-- Start of Selected passage --

This approach does not let you to consume openapi to route requests while it
still allows you to have a test suite that would validate your service behaves
like the spec describes.
If we are on that level of discussion I really would like to see TC to get
more actively into the discussion and we all agree and commit on a single way.
Anyway, I was thinking about such approach also. Issue, but not really
critical for me, is that having schemas in various repos will make it
harder for the user to actually grep them, unless we build a single page
with links to all specs.
In addition to that with the spec generated by a different tool we are
going to have some workflow issue: schema is an artifact of a build and
need to be hosted somewhere permanently.
yep we can host it in the project docs sight.
besided the rendered api_ref.
we can also commit it to the git repo is if we want to.
i feel like not maing it the output of a build process also has advantages.
You would be having problem in having an API
affecting change which during merge generates spec and this spec being
submitted into the repo as well.
i was not proposing having any generations of the schema and instead
modfiying them by hand when we are modifying the api to ensure the two
correalate and capture the intent of the api change.

-- End of Selected passage --

**Work to be completed:**
According to the passage about API schemas, what problem comes from keeping schemas in various repos?

-- Start of Information supplied --

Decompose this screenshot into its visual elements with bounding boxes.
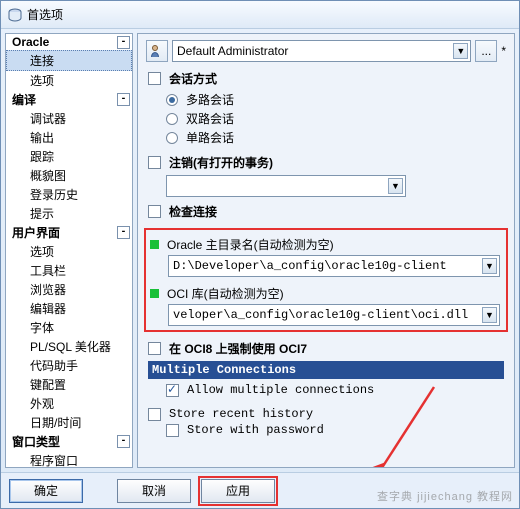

-- End of Information supplied --

**Result:**
It makes the schemas harder for the user to grep, unless a single page is built with links to all the specs.